▶ **Goal**
Every record should be copied exactly, except that pictures are to be omitted.

● ● ● ● ● ● ●

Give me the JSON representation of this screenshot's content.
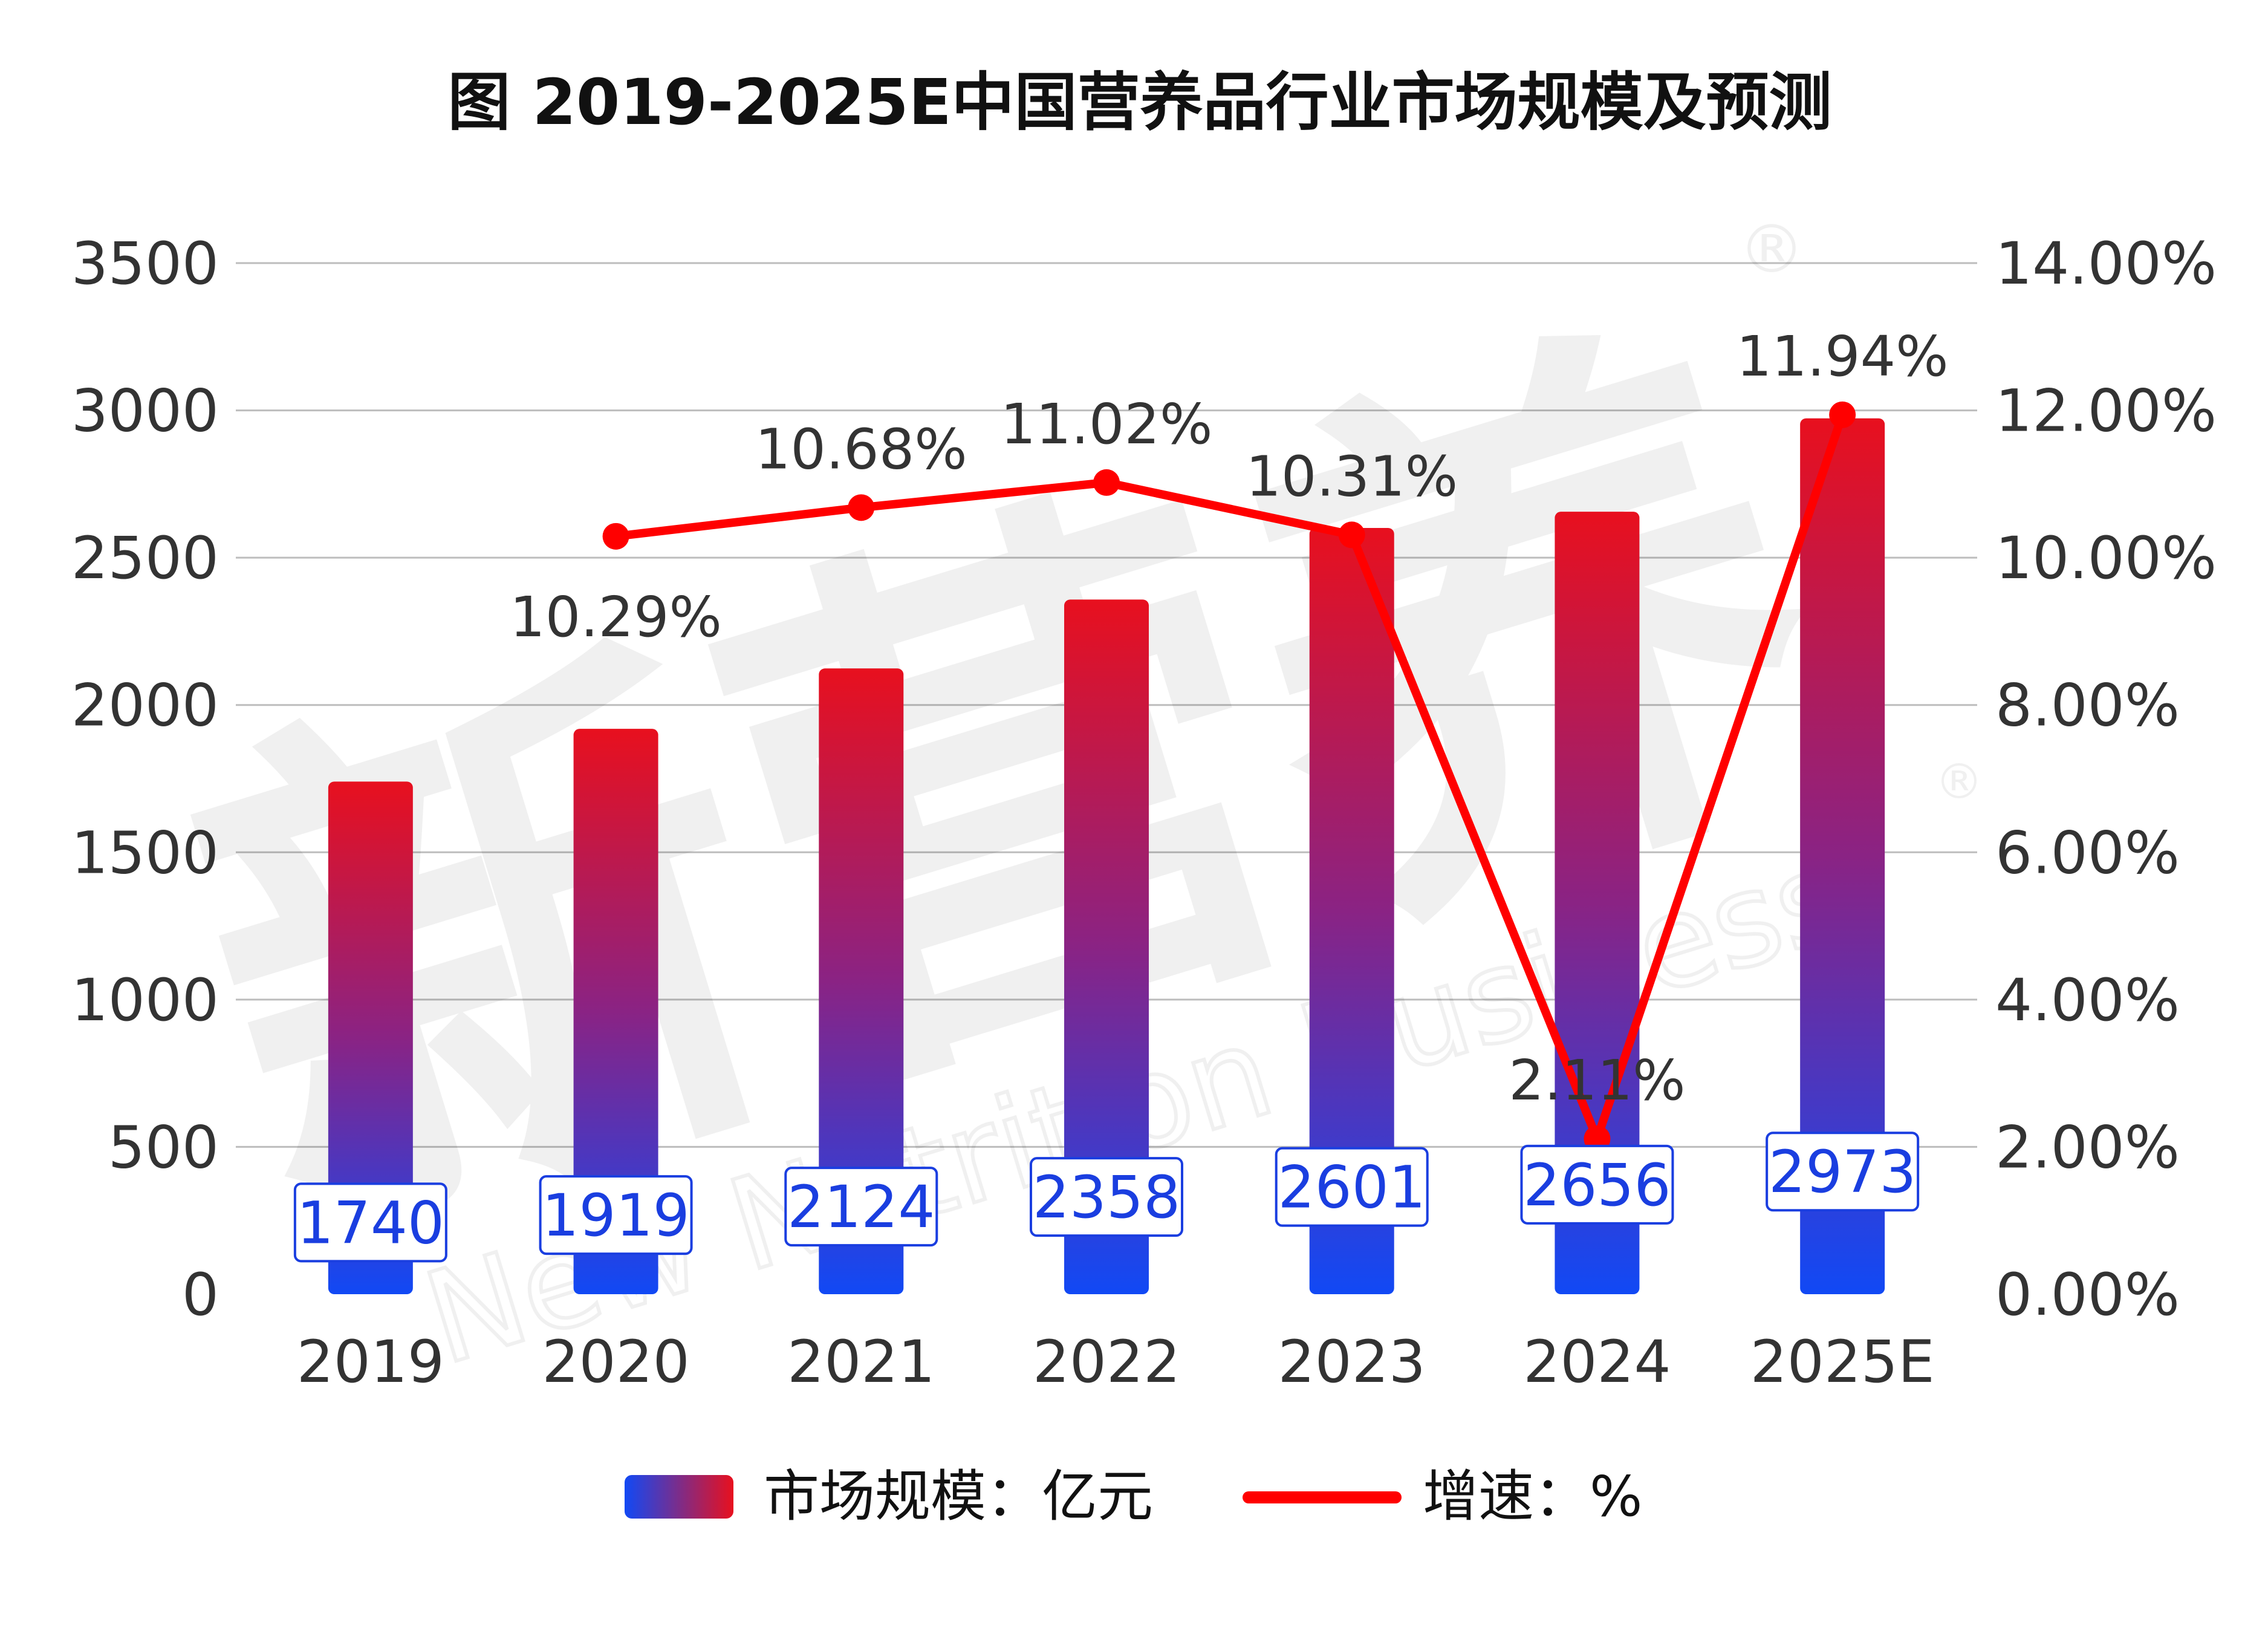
{
  "chart_data": {
    "type": "bar",
    "title": "图 2019-2025E中国营养品行业市场规模及预测",
    "categories": [
      "2019",
      "2020",
      "2021",
      "2022",
      "2023",
      "2024",
      "2025E"
    ],
    "series": [
      {
        "name": "市场规模：亿元",
        "type": "bar",
        "axis": "left",
        "values": [
          1740,
          1919,
          2124,
          2358,
          2601,
          2656,
          2973
        ],
        "labels": [
          "1740",
          "1919",
          "2124",
          "2358",
          "2601",
          "2656",
          "2973"
        ]
      },
      {
        "name": "增速：%",
        "type": "line",
        "axis": "right",
        "values": [
          null,
          10.29,
          10.68,
          11.02,
          10.31,
          2.11,
          11.94
        ],
        "labels": [
          null,
          "10.29%",
          "10.68%",
          "11.02%",
          "10.31%",
          "2.11%",
          "11.94%"
        ]
      }
    ],
    "y_left": {
      "range": [
        0,
        3500
      ],
      "ticks": [
        0,
        500,
        1000,
        1500,
        2000,
        2500,
        3000,
        3500
      ],
      "tick_labels": [
        "0",
        "500",
        "1000",
        "1500",
        "2000",
        "2500",
        "3000",
        "3500"
      ]
    },
    "y_right": {
      "range": [
        0,
        14
      ],
      "ticks": [
        0,
        2,
        4,
        6,
        8,
        10,
        12,
        14
      ],
      "tick_labels": [
        "0.00%",
        "2.00%",
        "4.00%",
        "6.00%",
        "8.00%",
        "10.00%",
        "12.00%",
        "14.00%"
      ]
    },
    "grid": true,
    "legend": "bottom-center",
    "colors": {
      "bar_top": "#e8101e",
      "bar_bottom": "#1149f5",
      "line": "#ff0000",
      "label_box_stroke": "#1a3ee0",
      "label_text": "#1a3ee0",
      "grid": "#bdbdbd"
    }
  },
  "watermark": {
    "brand": "新营养",
    "english": "New Nutrition Business",
    "registered": "®"
  }
}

● ● ● ● ● ● ●

▶ **The completed task**
Give me the JSON representation of this screenshot's content.
{
  "chart_data": {
    "type": "bar",
    "title": "图 2019-2025E中国营养品行业市场规模及预测",
    "categories": [
      "2019",
      "2020",
      "2021",
      "2022",
      "2023",
      "2024",
      "2025E"
    ],
    "series": [
      {
        "name": "市场规模：亿元",
        "type": "bar",
        "axis": "left",
        "values": [
          1740,
          1919,
          2124,
          2358,
          2601,
          2656,
          2973
        ],
        "labels": [
          "1740",
          "1919",
          "2124",
          "2358",
          "2601",
          "2656",
          "2973"
        ]
      },
      {
        "name": "增速：%",
        "type": "line",
        "axis": "right",
        "values": [
          null,
          10.29,
          10.68,
          11.02,
          10.31,
          2.11,
          11.94
        ],
        "labels": [
          null,
          "10.29%",
          "10.68%",
          "11.02%",
          "10.31%",
          "2.11%",
          "11.94%"
        ]
      }
    ],
    "y_left": {
      "range": [
        0,
        3500
      ],
      "ticks": [
        0,
        500,
        1000,
        1500,
        2000,
        2500,
        3000,
        3500
      ],
      "tick_labels": [
        "0",
        "500",
        "1000",
        "1500",
        "2000",
        "2500",
        "3000",
        "3500"
      ]
    },
    "y_right": {
      "range": [
        0,
        14
      ],
      "ticks": [
        0,
        2,
        4,
        6,
        8,
        10,
        12,
        14
      ],
      "tick_labels": [
        "0.00%",
        "2.00%",
        "4.00%",
        "6.00%",
        "8.00%",
        "10.00%",
        "12.00%",
        "14.00%"
      ]
    },
    "grid": true,
    "legend": "bottom-center",
    "colors": {
      "bar_top": "#e8101e",
      "bar_bottom": "#1149f5",
      "line": "#ff0000",
      "label_box_stroke": "#1a3ee0",
      "label_text": "#1a3ee0",
      "grid": "#bdbdbd"
    }
  },
  "watermark": {
    "brand": "新营养",
    "english": "New Nutrition Business",
    "registered": "®"
  }
}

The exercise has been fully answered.